Written exercise: Edit the records so that each occurrence of "highlight-circle" reads "highlight-ellipse", and leave every other line and value unchanged.

⁂

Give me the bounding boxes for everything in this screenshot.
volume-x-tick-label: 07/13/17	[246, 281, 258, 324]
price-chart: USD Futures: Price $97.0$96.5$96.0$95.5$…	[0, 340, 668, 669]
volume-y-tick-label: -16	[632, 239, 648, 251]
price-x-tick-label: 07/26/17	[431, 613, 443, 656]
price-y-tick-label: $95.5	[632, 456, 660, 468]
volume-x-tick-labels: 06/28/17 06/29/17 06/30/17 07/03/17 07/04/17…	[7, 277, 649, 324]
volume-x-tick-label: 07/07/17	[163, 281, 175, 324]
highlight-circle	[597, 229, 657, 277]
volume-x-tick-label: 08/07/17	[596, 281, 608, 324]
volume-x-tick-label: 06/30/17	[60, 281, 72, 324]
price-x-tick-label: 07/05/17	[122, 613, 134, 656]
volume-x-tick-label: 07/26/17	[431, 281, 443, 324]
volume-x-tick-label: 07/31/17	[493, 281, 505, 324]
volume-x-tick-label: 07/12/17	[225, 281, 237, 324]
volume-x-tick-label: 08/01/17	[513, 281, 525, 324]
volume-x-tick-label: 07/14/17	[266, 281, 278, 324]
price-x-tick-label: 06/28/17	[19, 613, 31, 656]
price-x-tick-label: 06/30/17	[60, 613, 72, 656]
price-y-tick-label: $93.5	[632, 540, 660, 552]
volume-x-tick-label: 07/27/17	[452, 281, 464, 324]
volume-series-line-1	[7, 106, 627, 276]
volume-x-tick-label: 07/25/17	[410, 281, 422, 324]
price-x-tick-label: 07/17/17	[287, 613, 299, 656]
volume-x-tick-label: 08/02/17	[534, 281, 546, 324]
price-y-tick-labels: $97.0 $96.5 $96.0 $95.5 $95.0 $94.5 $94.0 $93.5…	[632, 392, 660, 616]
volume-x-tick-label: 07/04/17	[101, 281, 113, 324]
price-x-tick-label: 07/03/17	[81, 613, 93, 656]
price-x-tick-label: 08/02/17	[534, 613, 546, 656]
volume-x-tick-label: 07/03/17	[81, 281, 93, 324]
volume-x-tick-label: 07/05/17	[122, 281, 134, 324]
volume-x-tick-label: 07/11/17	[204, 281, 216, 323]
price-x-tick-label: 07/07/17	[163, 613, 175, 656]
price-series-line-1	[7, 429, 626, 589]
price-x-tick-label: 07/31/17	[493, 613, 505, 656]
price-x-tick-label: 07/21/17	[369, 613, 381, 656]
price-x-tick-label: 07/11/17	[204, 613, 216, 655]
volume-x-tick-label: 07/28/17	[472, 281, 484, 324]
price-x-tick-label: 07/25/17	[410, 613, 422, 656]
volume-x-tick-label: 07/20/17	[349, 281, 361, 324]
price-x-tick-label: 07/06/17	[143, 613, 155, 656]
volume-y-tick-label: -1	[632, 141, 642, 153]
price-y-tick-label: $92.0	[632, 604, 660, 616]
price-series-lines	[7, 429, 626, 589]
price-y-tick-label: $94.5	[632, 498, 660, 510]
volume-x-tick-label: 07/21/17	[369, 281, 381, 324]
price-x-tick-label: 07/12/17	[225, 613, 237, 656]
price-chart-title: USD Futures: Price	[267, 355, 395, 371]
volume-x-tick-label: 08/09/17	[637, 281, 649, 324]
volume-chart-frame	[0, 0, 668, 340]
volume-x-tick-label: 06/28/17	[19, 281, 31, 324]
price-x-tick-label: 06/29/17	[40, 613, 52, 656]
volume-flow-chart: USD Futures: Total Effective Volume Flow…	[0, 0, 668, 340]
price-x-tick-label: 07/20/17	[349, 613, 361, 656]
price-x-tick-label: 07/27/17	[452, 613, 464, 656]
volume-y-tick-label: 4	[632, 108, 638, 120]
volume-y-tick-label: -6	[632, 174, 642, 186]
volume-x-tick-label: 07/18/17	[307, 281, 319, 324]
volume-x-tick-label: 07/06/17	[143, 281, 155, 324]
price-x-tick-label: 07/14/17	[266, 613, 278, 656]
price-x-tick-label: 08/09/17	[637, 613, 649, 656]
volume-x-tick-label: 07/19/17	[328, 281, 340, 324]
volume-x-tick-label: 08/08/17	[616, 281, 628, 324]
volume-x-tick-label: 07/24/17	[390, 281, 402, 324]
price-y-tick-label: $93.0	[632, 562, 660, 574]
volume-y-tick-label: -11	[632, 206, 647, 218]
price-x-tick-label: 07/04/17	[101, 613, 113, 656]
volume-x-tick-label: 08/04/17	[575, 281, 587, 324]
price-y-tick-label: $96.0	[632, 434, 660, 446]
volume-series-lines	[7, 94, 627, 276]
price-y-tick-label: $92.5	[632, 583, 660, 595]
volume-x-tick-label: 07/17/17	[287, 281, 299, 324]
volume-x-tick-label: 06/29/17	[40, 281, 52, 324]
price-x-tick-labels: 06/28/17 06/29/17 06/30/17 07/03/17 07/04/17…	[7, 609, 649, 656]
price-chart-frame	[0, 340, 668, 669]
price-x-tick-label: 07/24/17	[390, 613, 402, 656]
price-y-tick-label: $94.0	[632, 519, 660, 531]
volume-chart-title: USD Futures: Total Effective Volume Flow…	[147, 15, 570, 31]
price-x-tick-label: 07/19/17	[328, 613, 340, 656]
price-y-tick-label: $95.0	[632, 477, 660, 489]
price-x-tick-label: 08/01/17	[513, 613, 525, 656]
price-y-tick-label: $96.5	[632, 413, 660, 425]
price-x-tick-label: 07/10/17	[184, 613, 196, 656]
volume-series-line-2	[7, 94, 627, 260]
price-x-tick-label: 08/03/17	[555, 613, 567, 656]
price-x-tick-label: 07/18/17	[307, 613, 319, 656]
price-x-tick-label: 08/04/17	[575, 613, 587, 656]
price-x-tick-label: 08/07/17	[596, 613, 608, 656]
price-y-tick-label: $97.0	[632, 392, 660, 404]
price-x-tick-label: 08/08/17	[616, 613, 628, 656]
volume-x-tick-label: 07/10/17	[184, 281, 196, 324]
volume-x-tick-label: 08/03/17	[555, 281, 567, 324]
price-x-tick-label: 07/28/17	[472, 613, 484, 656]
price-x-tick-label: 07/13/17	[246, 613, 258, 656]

⁂

Exercise answer:
Give me the bounding boxes for everything in this screenshot.
volume-x-tick-label: 07/13/17	[246, 281, 258, 324]
price-chart: USD Futures: Price $97.0$96.5$96.0$95.5$…	[0, 340, 668, 669]
volume-y-tick-label: -16	[632, 239, 648, 251]
price-x-tick-label: 07/26/17	[431, 613, 443, 656]
price-y-tick-label: $95.5	[632, 456, 660, 468]
volume-x-tick-labels: 06/28/17 06/29/17 06/30/17 07/03/17 07/04/17…	[7, 277, 649, 324]
volume-x-tick-label: 07/07/17	[163, 281, 175, 324]
highlight-ellipse	[597, 229, 657, 277]
volume-x-tick-label: 08/07/17	[596, 281, 608, 324]
volume-x-tick-label: 06/30/17	[60, 281, 72, 324]
price-x-tick-label: 07/05/17	[122, 613, 134, 656]
volume-x-tick-label: 07/26/17	[431, 281, 443, 324]
volume-x-tick-label: 07/31/17	[493, 281, 505, 324]
volume-x-tick-label: 07/12/17	[225, 281, 237, 324]
volume-x-tick-label: 08/01/17	[513, 281, 525, 324]
volume-x-tick-label: 07/14/17	[266, 281, 278, 324]
price-x-tick-label: 06/28/17	[19, 613, 31, 656]
price-x-tick-label: 06/30/17	[60, 613, 72, 656]
price-y-tick-label: $93.5	[632, 540, 660, 552]
volume-x-tick-label: 07/27/17	[452, 281, 464, 324]
volume-series-line-1	[7, 106, 627, 276]
volume-x-tick-label: 07/25/17	[410, 281, 422, 324]
price-x-tick-label: 07/17/17	[287, 613, 299, 656]
volume-x-tick-label: 08/02/17	[534, 281, 546, 324]
price-y-tick-labels: $97.0 $96.5 $96.0 $95.5 $95.0 $94.5 $94.0 $93.5…	[632, 392, 660, 616]
volume-x-tick-label: 07/04/17	[101, 281, 113, 324]
price-x-tick-label: 07/03/17	[81, 613, 93, 656]
price-x-tick-label: 08/02/17	[534, 613, 546, 656]
volume-x-tick-label: 07/03/17	[81, 281, 93, 324]
volume-x-tick-label: 07/05/17	[122, 281, 134, 324]
volume-x-tick-label: 07/11/17	[204, 281, 216, 323]
price-x-tick-label: 07/07/17	[163, 613, 175, 656]
price-series-line-1	[7, 429, 626, 589]
price-x-tick-label: 07/31/17	[493, 613, 505, 656]
price-x-tick-label: 07/21/17	[369, 613, 381, 656]
price-x-tick-label: 07/11/17	[204, 613, 216, 655]
volume-x-tick-label: 07/28/17	[472, 281, 484, 324]
price-x-tick-label: 07/25/17	[410, 613, 422, 656]
volume-x-tick-label: 07/20/17	[349, 281, 361, 324]
price-x-tick-label: 07/06/17	[143, 613, 155, 656]
volume-y-tick-label: -1	[632, 141, 642, 153]
price-y-tick-label: $92.0	[632, 604, 660, 616]
price-series-lines	[7, 429, 626, 589]
price-y-tick-label: $94.5	[632, 498, 660, 510]
volume-x-tick-label: 07/21/17	[369, 281, 381, 324]
price-x-tick-label: 07/12/17	[225, 613, 237, 656]
price-chart-title: USD Futures: Price	[267, 355, 395, 371]
volume-x-tick-label: 08/09/17	[637, 281, 649, 324]
volume-chart-frame	[0, 0, 668, 340]
volume-x-tick-label: 06/28/17	[19, 281, 31, 324]
price-x-tick-label: 06/29/17	[40, 613, 52, 656]
volume-flow-chart: USD Futures: Total Effective Volume Flow…	[0, 0, 668, 340]
price-x-tick-label: 07/20/17	[349, 613, 361, 656]
price-x-tick-label: 07/27/17	[452, 613, 464, 656]
volume-y-tick-label: 4	[632, 108, 638, 120]
volume-y-tick-label: -6	[632, 174, 642, 186]
volume-x-tick-label: 07/18/17	[307, 281, 319, 324]
volume-x-tick-label: 07/06/17	[143, 281, 155, 324]
price-x-tick-label: 07/14/17	[266, 613, 278, 656]
price-x-tick-label: 08/09/17	[637, 613, 649, 656]
volume-x-tick-label: 07/19/17	[328, 281, 340, 324]
volume-x-tick-label: 08/08/17	[616, 281, 628, 324]
volume-x-tick-label: 07/24/17	[390, 281, 402, 324]
price-y-tick-label: $93.0	[632, 562, 660, 574]
volume-y-tick-label: -11	[632, 206, 647, 218]
price-x-tick-label: 07/04/17	[101, 613, 113, 656]
volume-x-tick-label: 08/04/17	[575, 281, 587, 324]
price-y-tick-label: $96.0	[632, 434, 660, 446]
volume-series-lines	[7, 94, 627, 276]
price-y-tick-label: $92.5	[632, 583, 660, 595]
volume-x-tick-label: 07/17/17	[287, 281, 299, 324]
volume-x-tick-label: 06/29/17	[40, 281, 52, 324]
price-x-tick-labels: 06/28/17 06/29/17 06/30/17 07/03/17 07/04/17…	[7, 609, 649, 656]
price-chart-frame	[0, 340, 668, 669]
price-x-tick-label: 07/24/17	[390, 613, 402, 656]
price-y-tick-label: $94.0	[632, 519, 660, 531]
volume-chart-title: USD Futures: Total Effective Volume Flow…	[147, 15, 570, 31]
price-x-tick-label: 07/19/17	[328, 613, 340, 656]
price-y-tick-label: $95.0	[632, 477, 660, 489]
price-x-tick-label: 08/01/17	[513, 613, 525, 656]
price-y-tick-label: $96.5	[632, 413, 660, 425]
price-x-tick-label: 07/10/17	[184, 613, 196, 656]
volume-series-line-2	[7, 94, 627, 260]
price-x-tick-label: 08/03/17	[555, 613, 567, 656]
price-x-tick-label: 07/18/17	[307, 613, 319, 656]
price-x-tick-label: 08/04/17	[575, 613, 587, 656]
price-x-tick-label: 08/07/17	[596, 613, 608, 656]
price-y-tick-label: $97.0	[632, 392, 660, 404]
price-x-tick-label: 08/08/17	[616, 613, 628, 656]
volume-x-tick-label: 07/10/17	[184, 281, 196, 324]
volume-x-tick-label: 08/03/17	[555, 281, 567, 324]
price-x-tick-label: 07/28/17	[472, 613, 484, 656]
price-x-tick-label: 07/13/17	[246, 613, 258, 656]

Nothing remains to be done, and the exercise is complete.